▶ _Entries with figure data_:
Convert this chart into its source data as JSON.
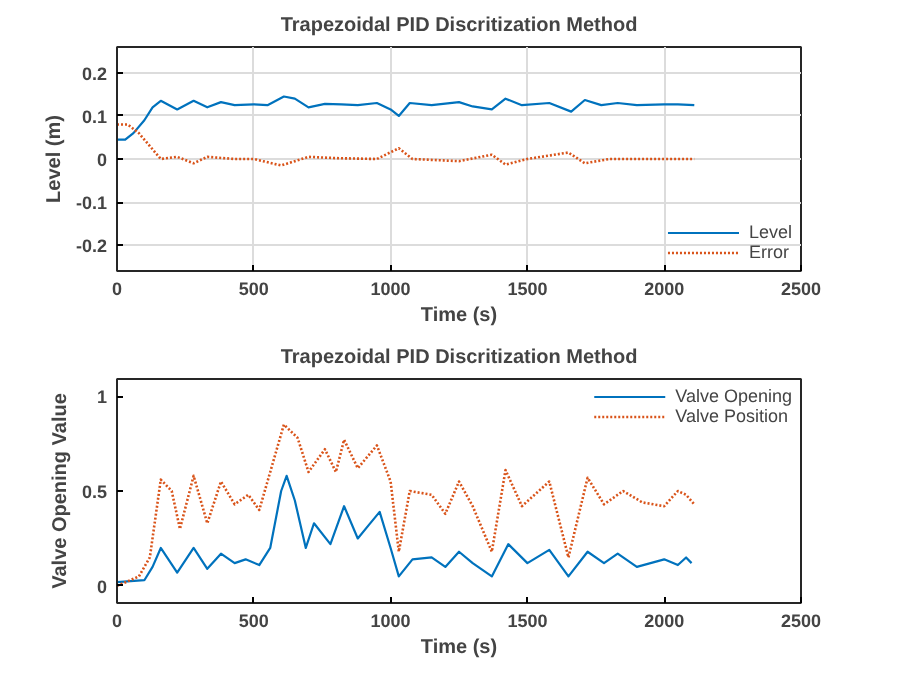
{
  "chart_data": [
    {
      "type": "line",
      "title": "Trapezoidal PID Discritization Method",
      "xlabel": "Time (s)",
      "ylabel": "Level (m)",
      "xlim": [
        0,
        2500
      ],
      "xticks": [
        0,
        500,
        1000,
        1500,
        2000,
        2500
      ],
      "ylim": [
        -0.26,
        0.26
      ],
      "yticks": [
        -0.2,
        -0.1,
        0,
        0.1,
        0.2
      ],
      "grid": true,
      "legend": "bottom right",
      "series": [
        {
          "name": "Level",
          "color": "#0072bd",
          "line_style": "solid",
          "x": [
            0,
            30,
            60,
            100,
            130,
            160,
            220,
            280,
            330,
            380,
            430,
            500,
            550,
            610,
            650,
            700,
            760,
            820,
            880,
            950,
            1000,
            1030,
            1070,
            1150,
            1250,
            1300,
            1370,
            1420,
            1480,
            1580,
            1660,
            1710,
            1770,
            1830,
            1900,
            2000,
            2050,
            2110
          ],
          "values": [
            0.045,
            0.045,
            0.06,
            0.09,
            0.12,
            0.135,
            0.115,
            0.135,
            0.12,
            0.132,
            0.125,
            0.127,
            0.125,
            0.145,
            0.14,
            0.12,
            0.128,
            0.127,
            0.125,
            0.13,
            0.115,
            0.1,
            0.13,
            0.125,
            0.132,
            0.122,
            0.115,
            0.14,
            0.125,
            0.13,
            0.11,
            0.137,
            0.125,
            0.13,
            0.125,
            0.127,
            0.127,
            0.125
          ]
        },
        {
          "name": "Error",
          "color": "#d95319",
          "line_style": "dotted",
          "x": [
            0,
            40,
            80,
            120,
            160,
            220,
            280,
            330,
            430,
            500,
            600,
            700,
            800,
            950,
            1030,
            1080,
            1250,
            1370,
            1420,
            1500,
            1650,
            1710,
            1800,
            2000,
            2110
          ],
          "values": [
            0.08,
            0.08,
            0.06,
            0.03,
            0.0,
            0.005,
            -0.01,
            0.005,
            0.0,
            0.0,
            -0.015,
            0.005,
            0.002,
            0.0,
            0.025,
            0.0,
            -0.005,
            0.01,
            -0.013,
            0.0,
            0.015,
            -0.01,
            0.0,
            0.0,
            0.0
          ]
        }
      ]
    },
    {
      "type": "line",
      "title": "Trapezoidal PID Discritization Method",
      "xlabel": "Time (s)",
      "ylabel": "Valve Opening Value",
      "xlim": [
        0,
        2500
      ],
      "xticks": [
        0,
        500,
        1000,
        1500,
        2000,
        2500
      ],
      "ylim": [
        -0.09,
        1.09
      ],
      "yticks": [
        0,
        0.5,
        1
      ],
      "grid": false,
      "legend": "top right",
      "series": [
        {
          "name": "Valve Opening",
          "color": "#0072bd",
          "line_style": "solid",
          "x": [
            0,
            100,
            130,
            160,
            220,
            280,
            330,
            380,
            430,
            470,
            520,
            560,
            600,
            620,
            650,
            690,
            720,
            780,
            830,
            880,
            920,
            960,
            1000,
            1030,
            1080,
            1150,
            1200,
            1250,
            1300,
            1370,
            1430,
            1500,
            1580,
            1650,
            1720,
            1780,
            1830,
            1900,
            1950,
            2000,
            2050,
            2080,
            2100
          ],
          "values": [
            0.02,
            0.03,
            0.1,
            0.2,
            0.07,
            0.2,
            0.09,
            0.17,
            0.12,
            0.14,
            0.11,
            0.2,
            0.5,
            0.58,
            0.45,
            0.2,
            0.33,
            0.22,
            0.42,
            0.25,
            0.32,
            0.39,
            0.2,
            0.05,
            0.14,
            0.15,
            0.1,
            0.18,
            0.12,
            0.05,
            0.22,
            0.12,
            0.19,
            0.05,
            0.18,
            0.12,
            0.17,
            0.1,
            0.12,
            0.14,
            0.11,
            0.15,
            0.12
          ]
        },
        {
          "name": "Valve Position",
          "color": "#d95319",
          "line_style": "dotted",
          "x": [
            0,
            80,
            120,
            160,
            200,
            230,
            280,
            330,
            380,
            430,
            480,
            520,
            560,
            610,
            660,
            700,
            760,
            800,
            830,
            880,
            950,
            1000,
            1030,
            1070,
            1150,
            1200,
            1250,
            1300,
            1370,
            1420,
            1480,
            1580,
            1650,
            1720,
            1780,
            1850,
            1920,
            2000,
            2050,
            2080,
            2110
          ],
          "values": [
            0.0,
            0.05,
            0.15,
            0.56,
            0.5,
            0.3,
            0.58,
            0.33,
            0.55,
            0.43,
            0.48,
            0.4,
            0.6,
            0.85,
            0.78,
            0.6,
            0.72,
            0.6,
            0.77,
            0.62,
            0.74,
            0.55,
            0.18,
            0.5,
            0.48,
            0.38,
            0.55,
            0.42,
            0.18,
            0.61,
            0.42,
            0.55,
            0.15,
            0.57,
            0.43,
            0.5,
            0.44,
            0.42,
            0.5,
            0.48,
            0.43
          ]
        }
      ]
    }
  ]
}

▶ _Requirements_:
Excluding the pictures, restate the records above word for word.

▶ _Response to the exercise_:
Convert this chart into its source data as JSON.
{
  "chart_data": [
    {
      "type": "line",
      "title": "Trapezoidal PID Discritization Method",
      "xlabel": "Time (s)",
      "ylabel": "Level (m)",
      "xlim": [
        0,
        2500
      ],
      "xticks": [
        0,
        500,
        1000,
        1500,
        2000,
        2500
      ],
      "ylim": [
        -0.26,
        0.26
      ],
      "yticks": [
        -0.2,
        -0.1,
        0,
        0.1,
        0.2
      ],
      "grid": true,
      "legend": "bottom right",
      "series": [
        {
          "name": "Level",
          "color": "#0072bd",
          "line_style": "solid",
          "x": [
            0,
            30,
            60,
            100,
            130,
            160,
            220,
            280,
            330,
            380,
            430,
            500,
            550,
            610,
            650,
            700,
            760,
            820,
            880,
            950,
            1000,
            1030,
            1070,
            1150,
            1250,
            1300,
            1370,
            1420,
            1480,
            1580,
            1660,
            1710,
            1770,
            1830,
            1900,
            2000,
            2050,
            2110
          ],
          "values": [
            0.045,
            0.045,
            0.06,
            0.09,
            0.12,
            0.135,
            0.115,
            0.135,
            0.12,
            0.132,
            0.125,
            0.127,
            0.125,
            0.145,
            0.14,
            0.12,
            0.128,
            0.127,
            0.125,
            0.13,
            0.115,
            0.1,
            0.13,
            0.125,
            0.132,
            0.122,
            0.115,
            0.14,
            0.125,
            0.13,
            0.11,
            0.137,
            0.125,
            0.13,
            0.125,
            0.127,
            0.127,
            0.125
          ]
        },
        {
          "name": "Error",
          "color": "#d95319",
          "line_style": "dotted",
          "x": [
            0,
            40,
            80,
            120,
            160,
            220,
            280,
            330,
            430,
            500,
            600,
            700,
            800,
            950,
            1030,
            1080,
            1250,
            1370,
            1420,
            1500,
            1650,
            1710,
            1800,
            2000,
            2110
          ],
          "values": [
            0.08,
            0.08,
            0.06,
            0.03,
            0.0,
            0.005,
            -0.01,
            0.005,
            0.0,
            0.0,
            -0.015,
            0.005,
            0.002,
            0.0,
            0.025,
            0.0,
            -0.005,
            0.01,
            -0.013,
            0.0,
            0.015,
            -0.01,
            0.0,
            0.0,
            0.0
          ]
        }
      ]
    },
    {
      "type": "line",
      "title": "Trapezoidal PID Discritization Method",
      "xlabel": "Time (s)",
      "ylabel": "Valve Opening Value",
      "xlim": [
        0,
        2500
      ],
      "xticks": [
        0,
        500,
        1000,
        1500,
        2000,
        2500
      ],
      "ylim": [
        -0.09,
        1.09
      ],
      "yticks": [
        0,
        0.5,
        1
      ],
      "grid": false,
      "legend": "top right",
      "series": [
        {
          "name": "Valve Opening",
          "color": "#0072bd",
          "line_style": "solid",
          "x": [
            0,
            100,
            130,
            160,
            220,
            280,
            330,
            380,
            430,
            470,
            520,
            560,
            600,
            620,
            650,
            690,
            720,
            780,
            830,
            880,
            920,
            960,
            1000,
            1030,
            1080,
            1150,
            1200,
            1250,
            1300,
            1370,
            1430,
            1500,
            1580,
            1650,
            1720,
            1780,
            1830,
            1900,
            1950,
            2000,
            2050,
            2080,
            2100
          ],
          "values": [
            0.02,
            0.03,
            0.1,
            0.2,
            0.07,
            0.2,
            0.09,
            0.17,
            0.12,
            0.14,
            0.11,
            0.2,
            0.5,
            0.58,
            0.45,
            0.2,
            0.33,
            0.22,
            0.42,
            0.25,
            0.32,
            0.39,
            0.2,
            0.05,
            0.14,
            0.15,
            0.1,
            0.18,
            0.12,
            0.05,
            0.22,
            0.12,
            0.19,
            0.05,
            0.18,
            0.12,
            0.17,
            0.1,
            0.12,
            0.14,
            0.11,
            0.15,
            0.12
          ]
        },
        {
          "name": "Valve Position",
          "color": "#d95319",
          "line_style": "dotted",
          "x": [
            0,
            80,
            120,
            160,
            200,
            230,
            280,
            330,
            380,
            430,
            480,
            520,
            560,
            610,
            660,
            700,
            760,
            800,
            830,
            880,
            950,
            1000,
            1030,
            1070,
            1150,
            1200,
            1250,
            1300,
            1370,
            1420,
            1480,
            1580,
            1650,
            1720,
            1780,
            1850,
            1920,
            2000,
            2050,
            2080,
            2110
          ],
          "values": [
            0.0,
            0.05,
            0.15,
            0.56,
            0.5,
            0.3,
            0.58,
            0.33,
            0.55,
            0.43,
            0.48,
            0.4,
            0.6,
            0.85,
            0.78,
            0.6,
            0.72,
            0.6,
            0.77,
            0.62,
            0.74,
            0.55,
            0.18,
            0.5,
            0.48,
            0.38,
            0.55,
            0.42,
            0.18,
            0.61,
            0.42,
            0.55,
            0.15,
            0.57,
            0.43,
            0.5,
            0.44,
            0.42,
            0.5,
            0.48,
            0.43
          ]
        }
      ]
    }
  ]
}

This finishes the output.